Work to complete
Report how many lines in the records hold the string "Politechnika"; give the number and nothing else.

Records from a collection
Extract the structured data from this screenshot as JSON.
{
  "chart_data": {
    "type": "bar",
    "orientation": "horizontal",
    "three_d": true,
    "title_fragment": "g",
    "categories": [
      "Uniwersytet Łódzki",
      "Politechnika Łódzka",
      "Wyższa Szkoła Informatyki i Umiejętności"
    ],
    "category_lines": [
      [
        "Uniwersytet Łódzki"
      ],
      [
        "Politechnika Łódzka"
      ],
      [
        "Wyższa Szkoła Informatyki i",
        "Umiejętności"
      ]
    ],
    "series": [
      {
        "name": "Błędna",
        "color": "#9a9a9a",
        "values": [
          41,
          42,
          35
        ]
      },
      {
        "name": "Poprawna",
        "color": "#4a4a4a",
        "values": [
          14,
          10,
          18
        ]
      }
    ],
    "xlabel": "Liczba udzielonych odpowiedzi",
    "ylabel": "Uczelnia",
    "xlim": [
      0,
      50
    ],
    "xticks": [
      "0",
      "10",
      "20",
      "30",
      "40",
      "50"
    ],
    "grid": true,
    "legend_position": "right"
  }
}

Written solution
2